---------- Exercise inputs ----------

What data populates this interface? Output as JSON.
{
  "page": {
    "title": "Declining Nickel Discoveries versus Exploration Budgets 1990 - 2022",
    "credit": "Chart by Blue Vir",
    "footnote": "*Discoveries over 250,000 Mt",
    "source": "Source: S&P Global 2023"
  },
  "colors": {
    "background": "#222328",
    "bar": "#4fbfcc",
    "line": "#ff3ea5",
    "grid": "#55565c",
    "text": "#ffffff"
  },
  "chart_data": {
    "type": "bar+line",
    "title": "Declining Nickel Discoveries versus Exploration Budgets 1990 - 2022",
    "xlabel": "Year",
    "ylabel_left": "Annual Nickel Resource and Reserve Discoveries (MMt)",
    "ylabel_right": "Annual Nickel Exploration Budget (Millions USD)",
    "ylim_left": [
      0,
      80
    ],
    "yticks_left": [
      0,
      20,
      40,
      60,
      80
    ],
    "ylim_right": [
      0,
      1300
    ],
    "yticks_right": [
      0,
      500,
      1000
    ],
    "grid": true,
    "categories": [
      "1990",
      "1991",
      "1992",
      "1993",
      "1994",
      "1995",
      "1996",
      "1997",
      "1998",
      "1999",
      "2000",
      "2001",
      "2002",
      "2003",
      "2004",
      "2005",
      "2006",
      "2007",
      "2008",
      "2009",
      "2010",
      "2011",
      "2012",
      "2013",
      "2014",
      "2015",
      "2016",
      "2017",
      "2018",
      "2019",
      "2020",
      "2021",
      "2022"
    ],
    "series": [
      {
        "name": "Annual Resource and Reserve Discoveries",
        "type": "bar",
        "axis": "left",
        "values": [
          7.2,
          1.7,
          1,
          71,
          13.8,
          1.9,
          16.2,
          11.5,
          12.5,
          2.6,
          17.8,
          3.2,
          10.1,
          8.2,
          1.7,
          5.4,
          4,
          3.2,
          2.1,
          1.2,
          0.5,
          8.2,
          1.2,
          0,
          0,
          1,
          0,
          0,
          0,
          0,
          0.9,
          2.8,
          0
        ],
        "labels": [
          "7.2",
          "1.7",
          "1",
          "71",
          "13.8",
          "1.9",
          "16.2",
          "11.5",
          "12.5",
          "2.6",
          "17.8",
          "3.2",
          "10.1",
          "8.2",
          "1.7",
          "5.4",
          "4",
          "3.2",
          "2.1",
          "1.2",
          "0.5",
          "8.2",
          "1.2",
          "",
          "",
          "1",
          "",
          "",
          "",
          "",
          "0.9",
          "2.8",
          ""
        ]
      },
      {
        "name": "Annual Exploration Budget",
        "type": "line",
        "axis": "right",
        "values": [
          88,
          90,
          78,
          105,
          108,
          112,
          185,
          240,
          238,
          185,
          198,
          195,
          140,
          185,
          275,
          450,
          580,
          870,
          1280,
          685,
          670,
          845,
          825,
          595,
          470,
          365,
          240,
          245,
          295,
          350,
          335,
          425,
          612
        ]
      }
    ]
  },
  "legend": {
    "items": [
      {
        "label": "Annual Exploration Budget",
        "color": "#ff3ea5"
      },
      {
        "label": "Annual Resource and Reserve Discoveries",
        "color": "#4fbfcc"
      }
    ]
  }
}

----------

Take every line from the records above that has the word "Reserve" and copy it.

Response to the task =
    "ylabel_left": "Annual Nickel Resource and Reserve Discoveries (MMt)",
        "name": "Annual Resource and Reserve Discoveries",
        "label": "Annual Resource and Reserve Discoveries",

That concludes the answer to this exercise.